[[ Selected extract, beginning ]]

NYAPRS’ First Look at NY’s FY 2020-21 Budget Agreement
April 3, 2020
Between New York’s budget deficit and the devastation caused by COVID-19, this year’s budget process was one of the most pressured and secretive ones in a very long time. Details of both the mental health and Medicaid budgets began to emerge only yesterday, a day after the expected annual April 1 deadline. Following is our best effort to summarize key actions. We will have more to say about it in the coming days
The key questions going in for us were, in a year where New York faced an over $6 billion budget gap:
Could we do better than the initial terms of the mental health budget the Governor released on January 21? In the end, there were not a lot of additions to the Governor’s original funding allocations and levels.
Would the Cuomo Administration find a way to take advantage of federal Virus-related relief funds while making major changes to the Medicaid program? New York’s share of those funds were contingent on no changes in the state’s Medicaid plan and the Governor’s Medicaid Redesign Team’s approach to filling New York’s $2.5 billion budget gap requires major changes in the program. It appears that the state could receive the full $4.5 billion it’s eligible for in federal aid by delaying some impermissible Medicaid changes while at least half the redesign team’s initiatives could be implemented immediately.
NYAPRS agrees with many of our advocacy colleagues that many of the MRT recommendations in this budget “threaten the health, well-being and independence of low-income people and people with disabilities who rely on the program.” See the statement at the end of this report.
We also decry cuts that are essentially imposed on low income New Yorkers when the state could and should have increased taxes on wealthy residents.
The budget also grants extraordinary fiscal powers to the Governor that allows him to withhold or change funding levels if he determines that during the year there won’t be sufficient revenues won’t be enough to meet expenses. If that happens, he can unilaterally cut spending if “such action is necessary to respond to the direct and indirect economic, financial and social effects of the Covid-19.” Which means that all of the allocations below could change later in the year depending on the state’s finances.

[[ Selected extract, end ]]
[[ Exercise data, beginning ]]

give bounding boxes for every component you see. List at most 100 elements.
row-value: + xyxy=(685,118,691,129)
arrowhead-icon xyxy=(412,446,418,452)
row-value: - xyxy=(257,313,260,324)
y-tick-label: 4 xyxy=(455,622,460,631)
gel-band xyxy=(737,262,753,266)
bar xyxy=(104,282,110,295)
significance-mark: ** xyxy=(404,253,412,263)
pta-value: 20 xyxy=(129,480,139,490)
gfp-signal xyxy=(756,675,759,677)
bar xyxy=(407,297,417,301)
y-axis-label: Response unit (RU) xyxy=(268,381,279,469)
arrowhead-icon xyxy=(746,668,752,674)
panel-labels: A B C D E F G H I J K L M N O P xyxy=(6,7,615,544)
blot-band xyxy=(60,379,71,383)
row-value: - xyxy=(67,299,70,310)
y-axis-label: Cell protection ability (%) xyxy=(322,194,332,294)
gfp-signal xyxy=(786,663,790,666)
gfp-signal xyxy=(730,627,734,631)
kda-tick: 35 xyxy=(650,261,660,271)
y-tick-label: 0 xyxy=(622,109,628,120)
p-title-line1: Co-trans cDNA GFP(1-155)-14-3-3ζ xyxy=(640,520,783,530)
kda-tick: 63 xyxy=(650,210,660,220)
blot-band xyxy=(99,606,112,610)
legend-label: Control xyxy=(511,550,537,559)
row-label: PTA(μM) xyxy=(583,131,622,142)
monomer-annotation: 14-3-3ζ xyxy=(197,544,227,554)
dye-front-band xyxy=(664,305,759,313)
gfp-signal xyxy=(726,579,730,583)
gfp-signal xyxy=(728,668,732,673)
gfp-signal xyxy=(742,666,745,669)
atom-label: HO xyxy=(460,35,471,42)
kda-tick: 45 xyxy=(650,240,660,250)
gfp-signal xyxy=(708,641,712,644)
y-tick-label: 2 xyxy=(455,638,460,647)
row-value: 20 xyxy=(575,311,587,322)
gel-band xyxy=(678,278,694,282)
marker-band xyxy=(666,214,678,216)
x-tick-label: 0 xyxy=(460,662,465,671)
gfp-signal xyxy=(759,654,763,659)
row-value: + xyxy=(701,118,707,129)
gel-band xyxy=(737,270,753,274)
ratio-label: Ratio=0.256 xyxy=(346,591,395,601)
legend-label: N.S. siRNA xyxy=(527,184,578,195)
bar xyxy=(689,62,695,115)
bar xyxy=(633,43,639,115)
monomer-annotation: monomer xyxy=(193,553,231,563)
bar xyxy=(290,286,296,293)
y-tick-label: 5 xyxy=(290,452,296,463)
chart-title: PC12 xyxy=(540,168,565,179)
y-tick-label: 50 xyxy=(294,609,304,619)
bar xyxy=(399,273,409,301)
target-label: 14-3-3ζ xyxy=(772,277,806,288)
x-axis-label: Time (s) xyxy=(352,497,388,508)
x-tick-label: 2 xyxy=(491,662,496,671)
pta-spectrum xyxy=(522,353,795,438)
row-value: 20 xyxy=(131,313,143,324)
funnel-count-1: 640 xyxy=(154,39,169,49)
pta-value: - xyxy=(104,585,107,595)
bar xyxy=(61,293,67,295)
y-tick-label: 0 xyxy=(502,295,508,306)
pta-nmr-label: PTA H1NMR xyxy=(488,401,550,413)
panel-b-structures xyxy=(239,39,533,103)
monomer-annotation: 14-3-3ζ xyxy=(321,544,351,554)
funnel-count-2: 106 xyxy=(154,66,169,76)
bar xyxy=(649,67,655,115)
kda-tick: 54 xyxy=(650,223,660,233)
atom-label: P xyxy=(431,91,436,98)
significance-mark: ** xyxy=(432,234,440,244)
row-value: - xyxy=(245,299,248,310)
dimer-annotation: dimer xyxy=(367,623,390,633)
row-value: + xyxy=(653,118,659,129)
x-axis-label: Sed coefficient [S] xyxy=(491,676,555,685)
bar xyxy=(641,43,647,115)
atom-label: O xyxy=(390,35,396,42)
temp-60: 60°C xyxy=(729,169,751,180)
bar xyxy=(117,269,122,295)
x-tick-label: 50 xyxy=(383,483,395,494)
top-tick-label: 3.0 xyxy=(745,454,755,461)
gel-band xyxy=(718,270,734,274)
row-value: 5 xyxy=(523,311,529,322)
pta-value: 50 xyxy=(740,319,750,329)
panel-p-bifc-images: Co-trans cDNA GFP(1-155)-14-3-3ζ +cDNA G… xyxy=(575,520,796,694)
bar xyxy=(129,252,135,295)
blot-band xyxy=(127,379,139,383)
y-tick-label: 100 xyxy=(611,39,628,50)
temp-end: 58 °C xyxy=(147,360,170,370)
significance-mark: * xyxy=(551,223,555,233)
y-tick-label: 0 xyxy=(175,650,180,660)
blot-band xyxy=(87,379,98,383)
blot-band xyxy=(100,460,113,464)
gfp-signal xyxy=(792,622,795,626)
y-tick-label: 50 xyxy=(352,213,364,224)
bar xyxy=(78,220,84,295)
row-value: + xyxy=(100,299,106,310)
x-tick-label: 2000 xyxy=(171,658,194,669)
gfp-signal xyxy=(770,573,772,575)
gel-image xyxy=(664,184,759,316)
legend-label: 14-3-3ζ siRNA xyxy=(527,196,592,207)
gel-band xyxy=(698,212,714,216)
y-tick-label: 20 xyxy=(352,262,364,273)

[[ Exercise data, end ]]

### Action item
Please output the part of the budget summary above unchanged, starting at the words "NYAPRS’ First Look" and stopping after "allocations and levels.".

### Written solution
NYAPRS’ First Look at NY’s FY 2020-21 Budget Agreement
April 3, 2020
Between New York’s budget deficit and the devastation caused by COVID-19, this year’s budget process was one of the most pressured and secretive ones in a very long time. Details of both the mental health and Medicaid budgets began to emerge only yesterday, a day after the expected annual April 1 deadline. Following is our best effort to summarize key actions. We will have more to say about it in the coming days
The key questions going in for us were, in a year where New York faced an over $6 billion budget gap:
Could we do better than the initial terms of the mental health budget the Governor released on January 21? In the end, there were not a lot of additions to the Governor’s original funding allocations and levels.